RECORDED DATA:
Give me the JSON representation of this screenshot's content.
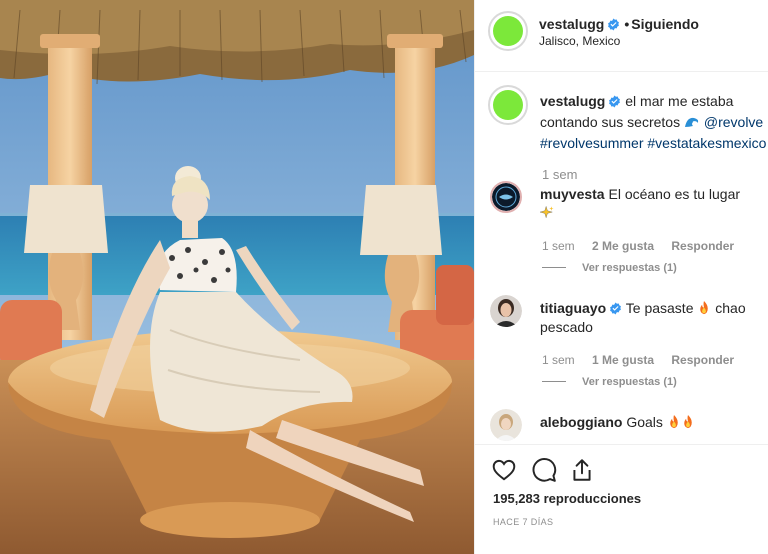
{
  "post": {
    "author": "vestalugg",
    "follow_separator": "•",
    "follow_label": "Siguiendo",
    "location": "Jalisco, Mexico",
    "avatar_color": "#7ce83a",
    "verified_color": "#3897f0"
  },
  "caption": {
    "username": "vestalugg",
    "text_before": "el mar me estaba contando sus secretos",
    "mention": "@revolve",
    "hashtags": "#revolvesummer #vestatakesmexico",
    "emoji_icon": "water-wave-icon",
    "time": "1 sem"
  },
  "comments": [
    {
      "username": "muyvesta",
      "text": "El océano es tu lugar",
      "emoji_icon": "sparkles-icon",
      "time": "1 sem",
      "likes": "2 Me gusta",
      "reply_label": "Responder",
      "view_replies": "Ver respuestas (1)"
    },
    {
      "username": "titiaguayo",
      "verified": true,
      "text_a": "Te pasaste",
      "emoji_icon": "fire-icon",
      "text_b": "chao pescado",
      "time": "1 sem",
      "likes": "1 Me gusta",
      "reply_label": "Responder",
      "view_replies": "Ver respuestas (1)"
    },
    {
      "username": "aleboggiano",
      "text": "Goals",
      "emoji_icon": "fire-icon"
    }
  ],
  "actions": {
    "views": "195,283 reproducciones",
    "posted_ago": "HACE 7 DÍAS"
  },
  "colors": {
    "link": "#00376b",
    "muted": "#8e8e8e",
    "text": "#262626"
  }
}
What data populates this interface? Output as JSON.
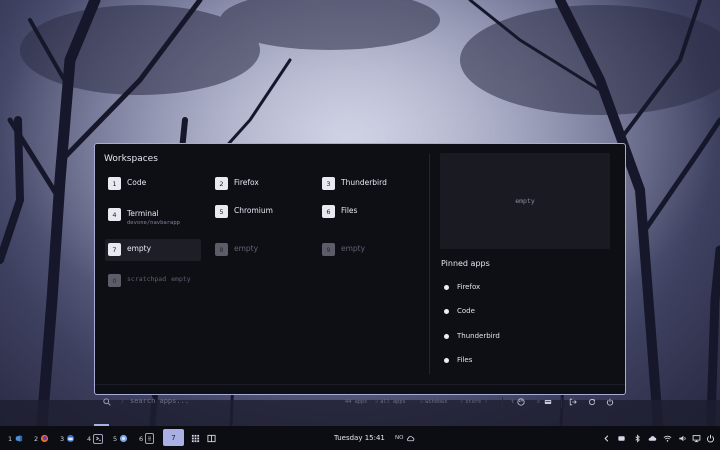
{
  "workspaces": {
    "title": "Workspaces",
    "items": [
      {
        "num": "1",
        "name": "Code",
        "sub": ""
      },
      {
        "num": "2",
        "name": "Firefox",
        "sub": ""
      },
      {
        "num": "3",
        "name": "Thunderbird",
        "sub": ""
      },
      {
        "num": "4",
        "name": "Terminal",
        "sub": "devone/navbarapp"
      },
      {
        "num": "5",
        "name": "Chromium",
        "sub": ""
      },
      {
        "num": "6",
        "name": "Files",
        "sub": ""
      },
      {
        "num": "7",
        "name": "empty",
        "sub": ""
      },
      {
        "num": "8",
        "name": "empty",
        "sub": ""
      },
      {
        "num": "9",
        "name": "empty",
        "sub": ""
      }
    ],
    "scratchpad": {
      "num": "0",
      "name": "scratchpad",
      "extra": "empty"
    }
  },
  "preview": {
    "label": "empty"
  },
  "pinned": {
    "title": "Pinned apps",
    "items": [
      "Firefox",
      "Code",
      "Thunderbird",
      "Files"
    ]
  },
  "search": {
    "key": "/",
    "placeholder": "search apps...",
    "apps_count": "44 apps",
    "all_apps": {
      "key": "a",
      "label": "all apps"
    },
    "windows": {
      "key": "w",
      "label": "windows"
    },
    "store": {
      "key": "s",
      "label": "store"
    },
    "tool_keys": {
      "theme": "t",
      "clip": "c"
    }
  },
  "taskbar": {
    "workspaces": [
      "1",
      "2",
      "3",
      "4",
      "5",
      "6"
    ],
    "active": "7",
    "clock": "Tuesday 15:41",
    "lang": "NO"
  },
  "colors": {
    "accent": "#aab0e4",
    "panel_bg": "#0e0f15",
    "panel_border": "#a7abd6"
  }
}
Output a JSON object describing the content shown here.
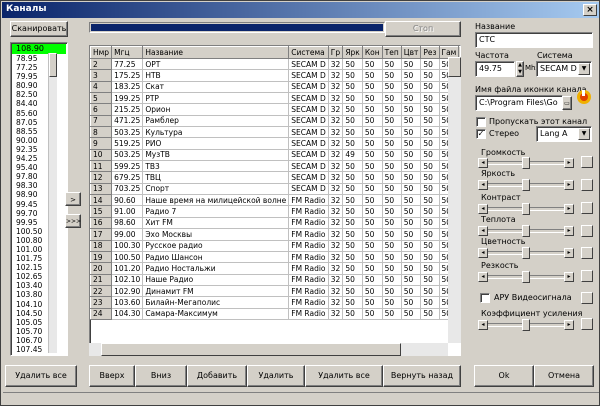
{
  "window": {
    "title": "Каналы",
    "close_label": "×"
  },
  "top": {
    "scan_label": "Сканировать",
    "stop_label": "Стоп",
    "progress_fraction": 1.0
  },
  "freq_list": {
    "selected": "108.90",
    "items": [
      "78.95",
      "77.25",
      "79.95",
      "80.90",
      "82.50",
      "84.40",
      "85.60",
      "87.05",
      "88.55",
      "90.00",
      "92.35",
      "94.25",
      "95.40",
      "97.80",
      "98.30",
      "98.90",
      "99.45",
      "99.70",
      "99.95",
      "100.50",
      "100.80",
      "101.00",
      "101.75",
      "102.15",
      "102.65",
      "103.40",
      "103.80",
      "104.10",
      "104.50",
      "105.05",
      "105.70",
      "106.70",
      "107.45"
    ]
  },
  "move_buttons": {
    "move_one": ">",
    "move_all": ">>>"
  },
  "table": {
    "headers": [
      "Нмр",
      "Мгц",
      "Название",
      "Система",
      "Гр",
      "Ярк",
      "Кон",
      "Теп",
      "Цвт",
      "Рез",
      "Гам",
      "ББ",
      "Ков"
    ],
    "rows": [
      [
        "2",
        "77.25",
        "ОРТ",
        "SECAM D",
        "32",
        "50",
        "50",
        "50",
        "50",
        "50",
        "50",
        "50",
        "50"
      ],
      [
        "3",
        "175.25",
        "НТВ",
        "SECAM D",
        "32",
        "50",
        "50",
        "50",
        "50",
        "50",
        "50",
        "50",
        "50"
      ],
      [
        "4",
        "183.25",
        "Скат",
        "SECAM D",
        "32",
        "50",
        "50",
        "50",
        "50",
        "50",
        "50",
        "50",
        "50"
      ],
      [
        "5",
        "199.25",
        "РТР",
        "SECAM D",
        "32",
        "50",
        "50",
        "50",
        "50",
        "50",
        "50",
        "50",
        "50"
      ],
      [
        "6",
        "215.25",
        "Орион",
        "SECAM D",
        "32",
        "50",
        "50",
        "50",
        "50",
        "50",
        "50",
        "50",
        "50"
      ],
      [
        "7",
        "471.25",
        "Рамблер",
        "SECAM D",
        "32",
        "50",
        "50",
        "50",
        "50",
        "50",
        "50",
        "50",
        "50"
      ],
      [
        "8",
        "503.25",
        "Культура",
        "SECAM D",
        "32",
        "50",
        "50",
        "50",
        "50",
        "50",
        "50",
        "50",
        "50"
      ],
      [
        "9",
        "519.25",
        "РИО",
        "SECAM D",
        "32",
        "50",
        "50",
        "50",
        "50",
        "50",
        "50",
        "50",
        "50"
      ],
      [
        "10",
        "503.25",
        "МузТВ",
        "SECAM D",
        "32",
        "49",
        "50",
        "50",
        "50",
        "50",
        "50",
        "50",
        "50"
      ],
      [
        "11",
        "599.25",
        "ТВ3",
        "SECAM D",
        "32",
        "50",
        "50",
        "50",
        "50",
        "50",
        "50",
        "50",
        "50"
      ],
      [
        "12",
        "679.25",
        "ТВЦ",
        "SECAM D",
        "32",
        "50",
        "50",
        "50",
        "50",
        "50",
        "50",
        "50",
        "50"
      ],
      [
        "13",
        "703.25",
        "Спорт",
        "SECAM D",
        "32",
        "50",
        "50",
        "50",
        "50",
        "50",
        "50",
        "50",
        "50"
      ],
      [
        "14",
        "90.60",
        "Наше время на милицейской волне",
        "FM Radio",
        "32",
        "50",
        "50",
        "50",
        "50",
        "50",
        "50",
        "50",
        "50"
      ],
      [
        "15",
        "91.00",
        "Радио 7",
        "FM Radio",
        "32",
        "50",
        "50",
        "50",
        "50",
        "50",
        "50",
        "50",
        "50"
      ],
      [
        "16",
        "98.60",
        "Хит FM",
        "FM Radio",
        "32",
        "50",
        "50",
        "50",
        "50",
        "50",
        "50",
        "50",
        "50"
      ],
      [
        "17",
        "99.00",
        "Эхо Москвы",
        "FM Radio",
        "32",
        "50",
        "50",
        "50",
        "50",
        "50",
        "50",
        "50",
        "50"
      ],
      [
        "18",
        "100.30",
        "Русское радио",
        "FM Radio",
        "32",
        "50",
        "50",
        "50",
        "50",
        "50",
        "50",
        "50",
        "50"
      ],
      [
        "19",
        "100.50",
        "Радио Шансон",
        "FM Radio",
        "32",
        "50",
        "50",
        "50",
        "50",
        "50",
        "50",
        "50",
        "50"
      ],
      [
        "20",
        "101.20",
        "Радио Ностальжи",
        "FM Radio",
        "32",
        "50",
        "50",
        "50",
        "50",
        "50",
        "50",
        "50",
        "50"
      ],
      [
        "21",
        "102.10",
        "Наше Радио",
        "FM Radio",
        "32",
        "50",
        "50",
        "50",
        "50",
        "50",
        "50",
        "50",
        "50"
      ],
      [
        "22",
        "102.90",
        "Динамит FM",
        "FM Radio",
        "32",
        "50",
        "50",
        "50",
        "50",
        "50",
        "50",
        "50",
        "50"
      ],
      [
        "23",
        "103.60",
        "Билайн-Мегаполис",
        "FM Radio",
        "32",
        "50",
        "50",
        "50",
        "50",
        "50",
        "50",
        "50",
        "50"
      ],
      [
        "24",
        "104.30",
        "Самара-Максимум",
        "FM Radio",
        "32",
        "50",
        "50",
        "50",
        "50",
        "50",
        "50",
        "50",
        "50"
      ]
    ]
  },
  "props": {
    "name_label": "Название",
    "name_value": "СТС",
    "freq_label": "Частота",
    "freq_value": "49.75",
    "mhz_label": "Mhz",
    "system_label": "Система",
    "system_value": "SECAM D",
    "icon_label": "Имя файла иконки канала",
    "icon_path": "C:\\Program Files\\Go",
    "skip_label": "Пропускать этот канал",
    "stereo_label": "Стерео",
    "lang_value": "Lang A",
    "volume_label": "Громкость",
    "brightness_label": "Яркость",
    "contrast_label": "Контраст",
    "warmth_label": "Теплота",
    "color_label": "Цветность",
    "sharpness_label": "Резкость",
    "agc_label": "АРУ Видеосигнала",
    "gain_label": "Коэффициент усиления"
  },
  "bottom": {
    "delete_all_left": "Удалить все",
    "up": "Вверх",
    "down": "Вниз",
    "add": "Добавить",
    "delete": "Удалить",
    "delete_all": "Удалить все",
    "revert": "Вернуть назад",
    "ok": "Ok",
    "cancel": "Отмена"
  }
}
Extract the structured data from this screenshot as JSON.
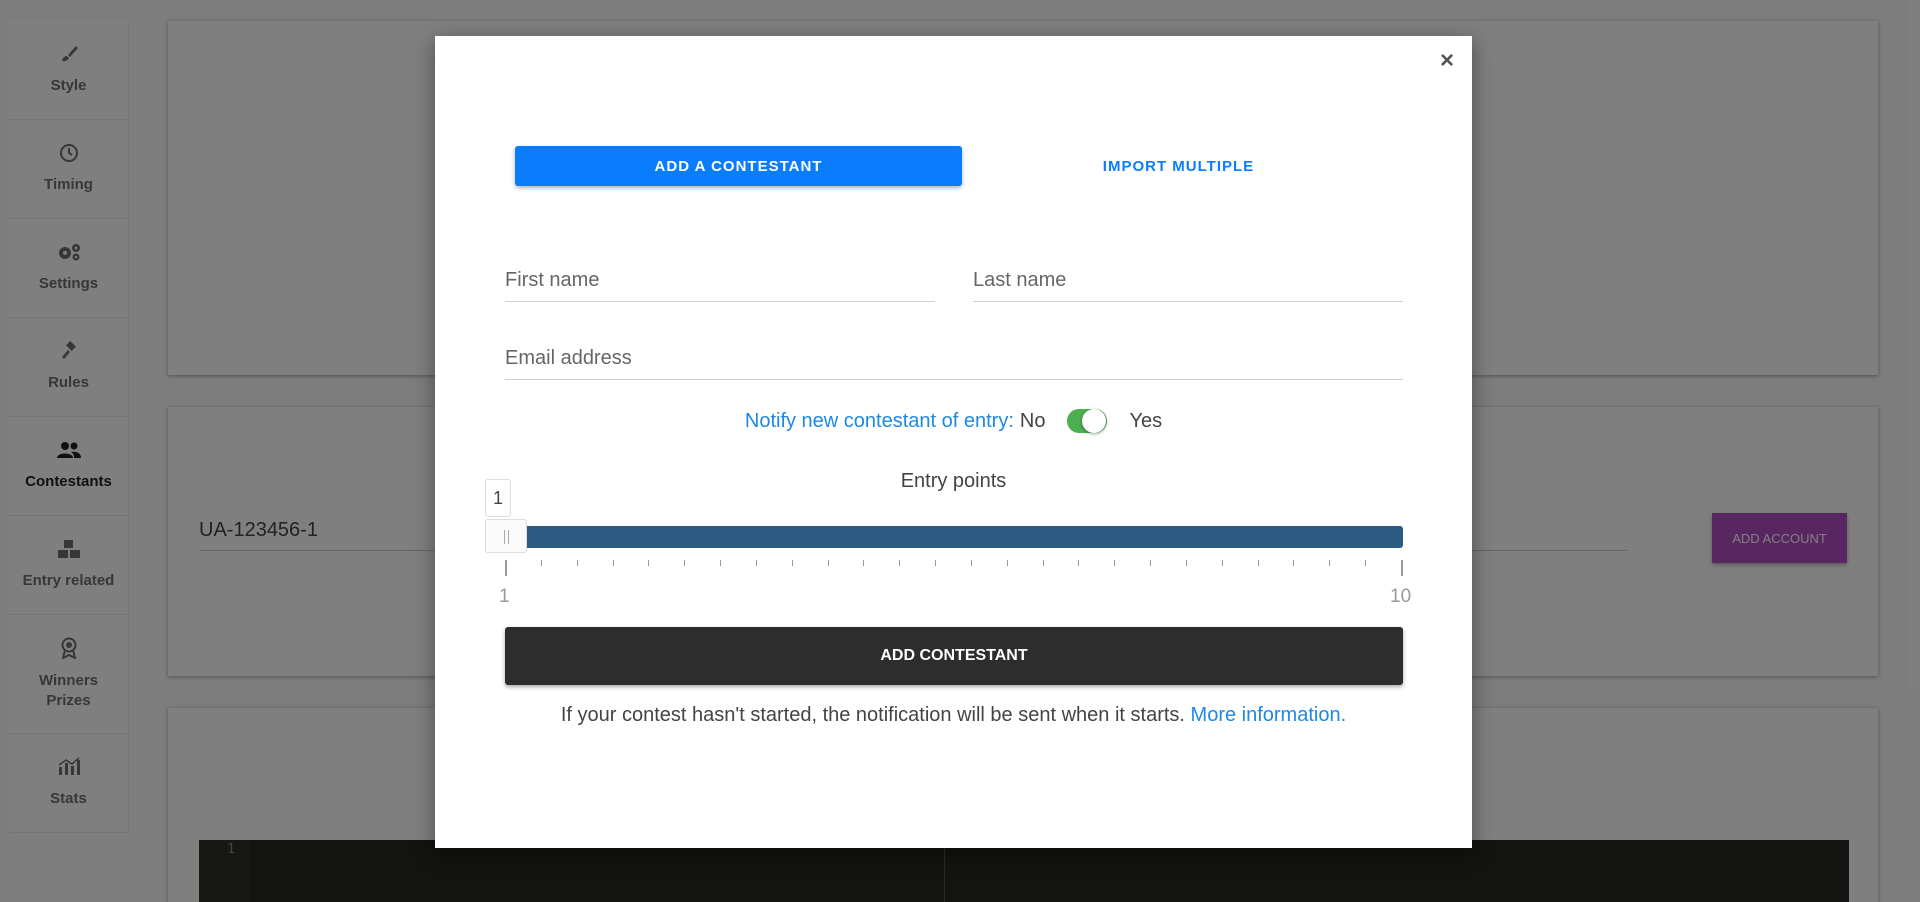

TASK PROMPT: Identify and copy lines that hold the string "vestalugg".

RESPONSE TO THIS EXERCISE:
    "author": "vestalugg",
    "username": "vestalugg",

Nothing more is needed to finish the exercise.